Exercise instructions: Reproduce precisely the lines of the material below from the line containing "Give me a plain-text" up to and including its last line. Pictures must not be copied.

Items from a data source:

---*---

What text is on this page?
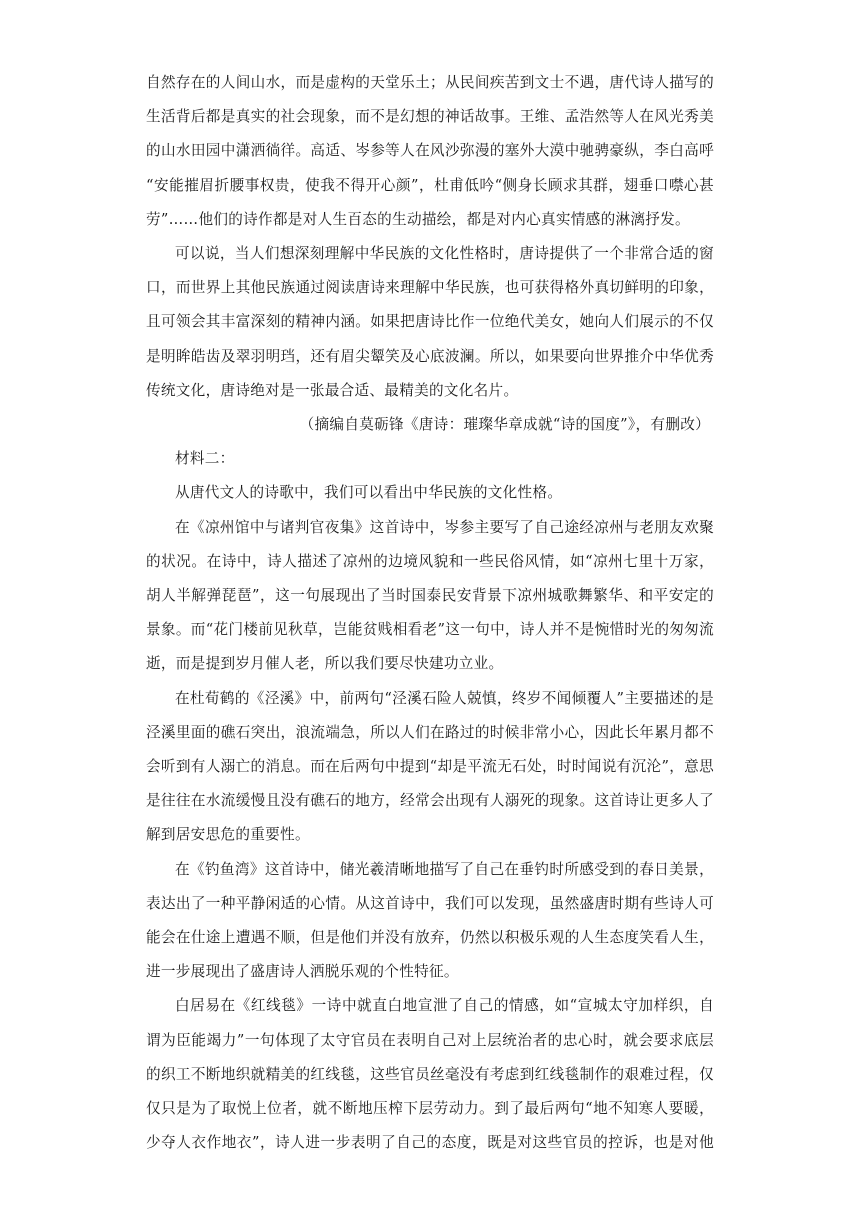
自然存在的人间山水，而是虚构的天堂乐土；从民间疾苦到文士不遇，唐代诗人描写的
生活背后都是真实的社会现象，而不是幻想的神话故事。王维、孟浩然等人在风光秀美
的山水田园中潇洒徜徉。高适、岑参等人在风沙弥漫的塞外大漠中驰骋豪纵，李白高呼
“安能摧眉折腰事权贵，使我不得开心颜”，杜甫低吟“侧身长顾求其群，翅垂口噤心甚
劳”……他们的诗作都是对人生百态的生动描绘，都是对内心真实情感的淋漓抒发。
可以说，当人们想深刻理解中华民族的文化性格时，唐诗提供了一个非常合适的窗
口，而世界上其他民族通过阅读唐诗来理解中华民族，也可获得格外真切鲜明的印象，
且可领会其丰富深刻的精神内涵。如果把唐诗比作一位绝代美女，她向人们展示的不仅
是明眸皓齿及翠羽明珰，还有眉尖颦笑及心底波澜。所以，如果要向世界推介中华优秀
传统文化，唐诗绝对是一张最合适、最精美的文化名片。
（摘编自莫砺锋《唐诗：璀璨华章成就“诗的国度”》，有删改）
材料二：
从唐代文人的诗歌中，我们可以看出中华民族的文化性格。
在《凉州馆中与诸判官夜集》这首诗中，岑参主要写了自己途经凉州与老朋友欢聚
的状况。在诗中，诗人描述了凉州的边境风貌和一些民俗风情，如“凉州七里十万家，
胡人半解弹琵琶”，这一句展现出了当时国泰民安背景下凉州城歌舞繁华、和平安定的
景象。而“花门楼前见秋草，岂能贫贱相看老”这一句中，诗人并不是惋惜时光的匆匆流
逝，而是提到岁月催人老，所以我们要尽快建功立业。
在杜荀鹤的《泾溪》中，前两句“泾溪石险人兢慎，终岁不闻倾覆人”主要描述的是
泾溪里面的礁石突出，浪流端急，所以人们在路过的时候非常小心，因此长年累月都不
会听到有人溺亡的消息。而在后两句中提到“却是平流无石处，时时闻说有沉沦”，意思
是往往在水流缓慢且没有礁石的地方，经常会出现有人溺死的现象。这首诗让更多人了
解到居安思危的重要性。
在《钓鱼湾》这首诗中，储光羲清晰地描写了自己在垂钓时所感受到的春日美景，
表达出了一种平静闲适的心情。从这首诗中，我们可以发现，虽然盛唐时期有些诗人可
能会在仕途上遭遇不顺，但是他们并没有放弃，仍然以积极乐观的人生态度笑看人生，
进一步展现出了盛唐诗人洒脱乐观的个性特征。
白居易在《红线毯》一诗中就直白地宣泄了自己的情感，如“宣城太守加样织，自
谓为臣能竭力”一句体现了太守官员在表明自己对上层统治者的忠心时，就会要求底层
的织工不断地织就精美的红线毯，这些官员丝毫没有考虑到红线毯制作的艰难过程，仅
仅只是为了取悦上位者，就不断地压榨下层劳动力。到了最后两句“地不知寒人要暖，
少夺人衣作地衣”，诗人进一步表明了自己的态度，既是对这些官员的控诉，也是对他
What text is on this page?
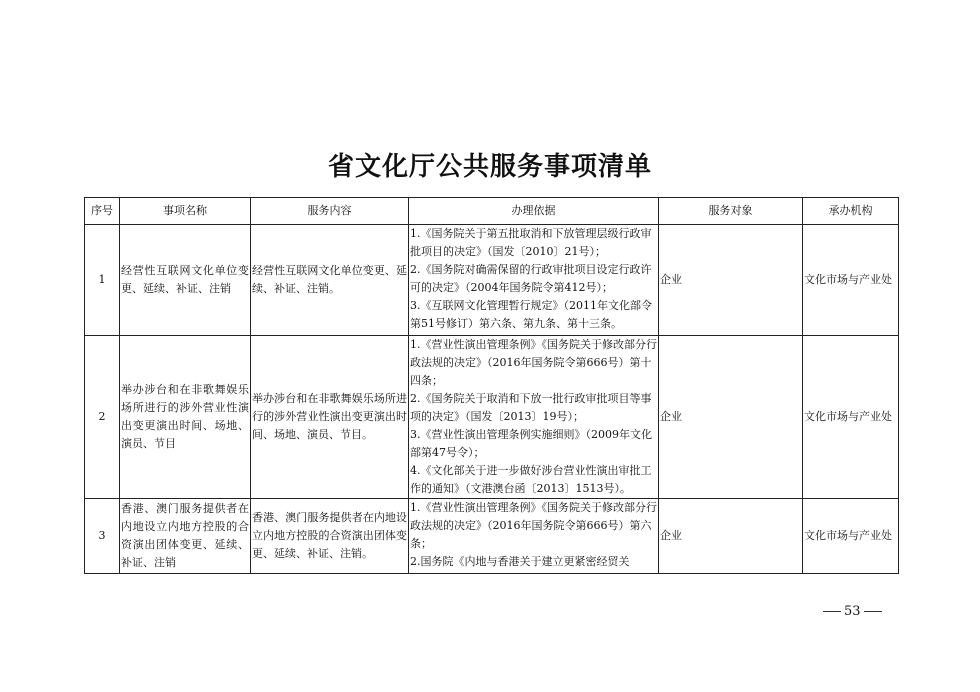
省文化厅公共服务事项清单
序号	事项名称	服务内容	办理依据	服务对象	承办机构
1	经营性互联网文化单位变更、延续、补证、注销	经营性互联网文化单位变更、延续、补证、注销。	1.《国务院关于第五批取消和下放管理层级行政审批项目的决定》（国发〔2010〕21号）；
2.《国务院对确需保留的行政审批项目设定行政许可的决定》（2004年国务院令第412号）；
3.《互联网文化管理暂行规定》（2011年文化部令第51号修订）第六条、第九条、第十三条。	企业	文化市场与产业处
2	举办涉台和在非歌舞娱乐场所进行的涉外营业性演出变更演出时间、场地、演员、节目	举办涉台和在非歌舞娱乐场所进行的涉外营业性演出变更演出时间、场地、演员、节目。	1.《营业性演出管理条例》《国务院关于修改部分行政法规的决定》（2016年国务院令第666号）第十四条；
2.《国务院关于取消和下放一批行政审批项目等事项的决定》（国发〔2013〕19号）；
3.《营业性演出管理条例实施细则》（2009年文化部第47号令）；
4.《文化部关于进一步做好涉台营业性演出审批工作的通知》（文港澳台函〔2013〕1513号）。	企业	文化市场与产业处
3	香港、澳门服务提供者在内地设立内地方控股的合资演出团体变更、延续、补证、注销	香港、澳门服务提供者在内地设立内地方控股的合资演出团体变更、延续、补证、注销。	1.《营业性演出管理条例》《国务院关于修改部分行政法规的决定》（2016年国务院令第666号）第六条；
2.国务院《内地与香港关于建立更紧密经贸关	企业	文化市场与产业处
53
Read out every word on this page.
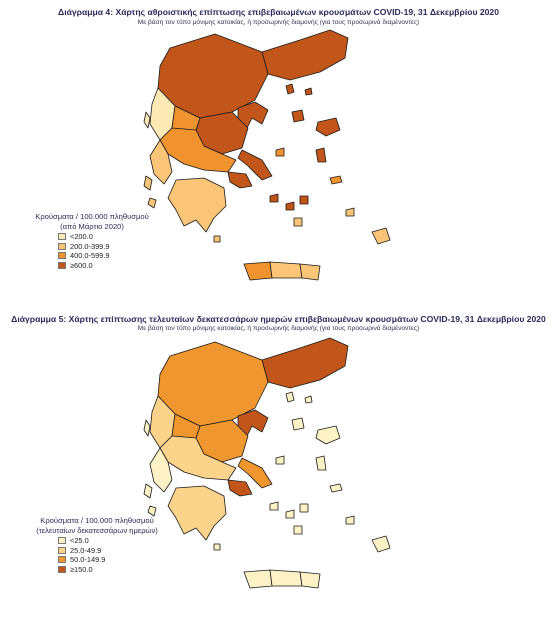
Διάγραμμα 4: Χάρτης αθροιστικής επίπτωσης επιβεβαιωμένων κρουσμάτων COVID-19, 31 Δεκεμβρίου 2020
Με βάση τον τόπο μόνιμης κατοικίας, ή προσωρινής διαμονής (για τους προσωρινά διαμένοντες)
Κρούσματα / 100.000 πληθυσμού
(από Μάρτιο 2020)
<200.0
200.0-399.9
400.0-599.9
≥600.0
Διάγραμμα 5: Χάρτης επίπτωσης τελευταίων δεκατεσσάρων ημερών επιβεβαιωμένων κρουσμάτων COVID-19, 31 Δεκεμβρίου 2020
Με βάση τον τόπο μόνιμης κατοικίας, ή προσωρινής διαμονής (για τους προσωρινά διαμένοντες)
Κρούσματα / 100.000 πληθυσμού
(τελευταίων δεκατεσσάρων ημερών)
<25.0
25.0-49.9
50.0-149.9
≥150.0
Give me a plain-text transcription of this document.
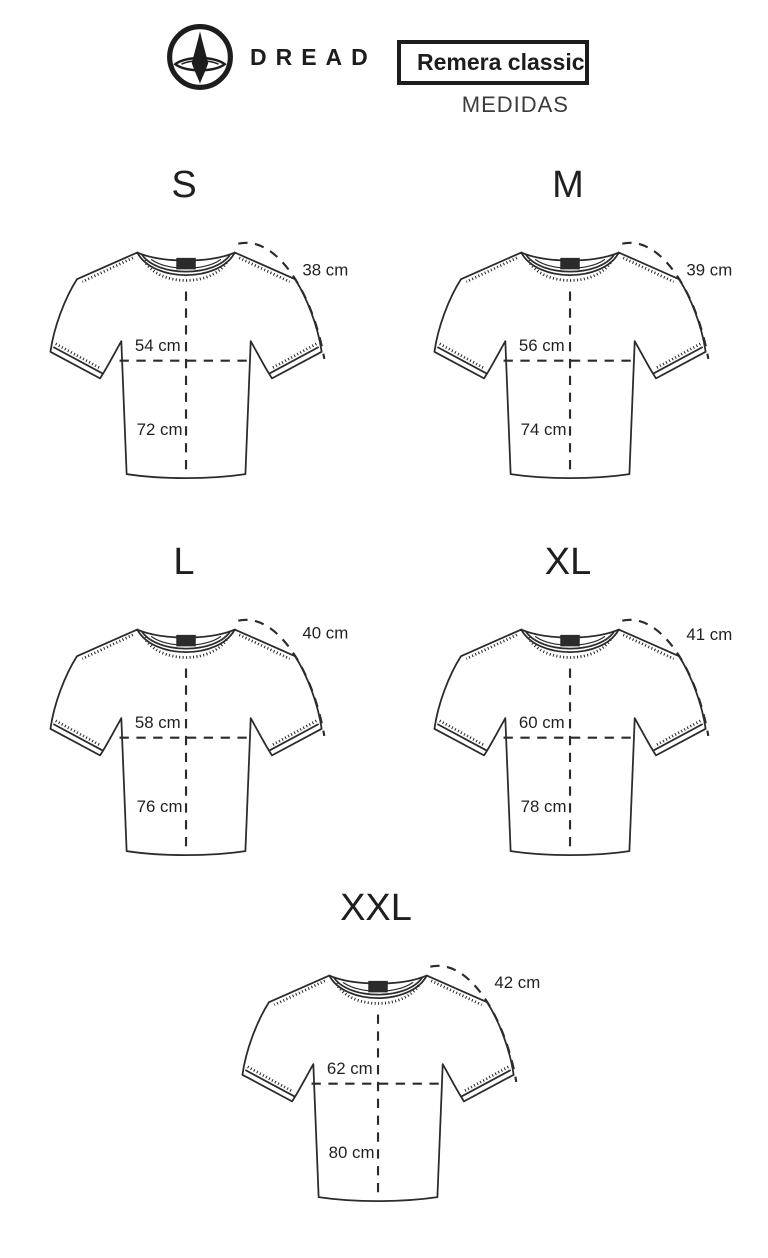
DREAD	Remera classic
MEDIDAS
S
38 cm
54 cm
72 cm
M
39 cm
56 cm
74 cm
L
40 cm
58 cm
76 cm
XL
41 cm
60 cm
78 cm
XXL
42 cm
62 cm
80 cm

---*---

Final answer:
Give me a plain-text transcription of this document.
DREAD	Remera classic
MEDIDAS
S
38 cm
54 cm
72 cm
M
39 cm
56 cm
74 cm
L
40 cm
58 cm
76 cm
XL
41 cm
60 cm
78 cm
XXL
42 cm
62 cm
80 cm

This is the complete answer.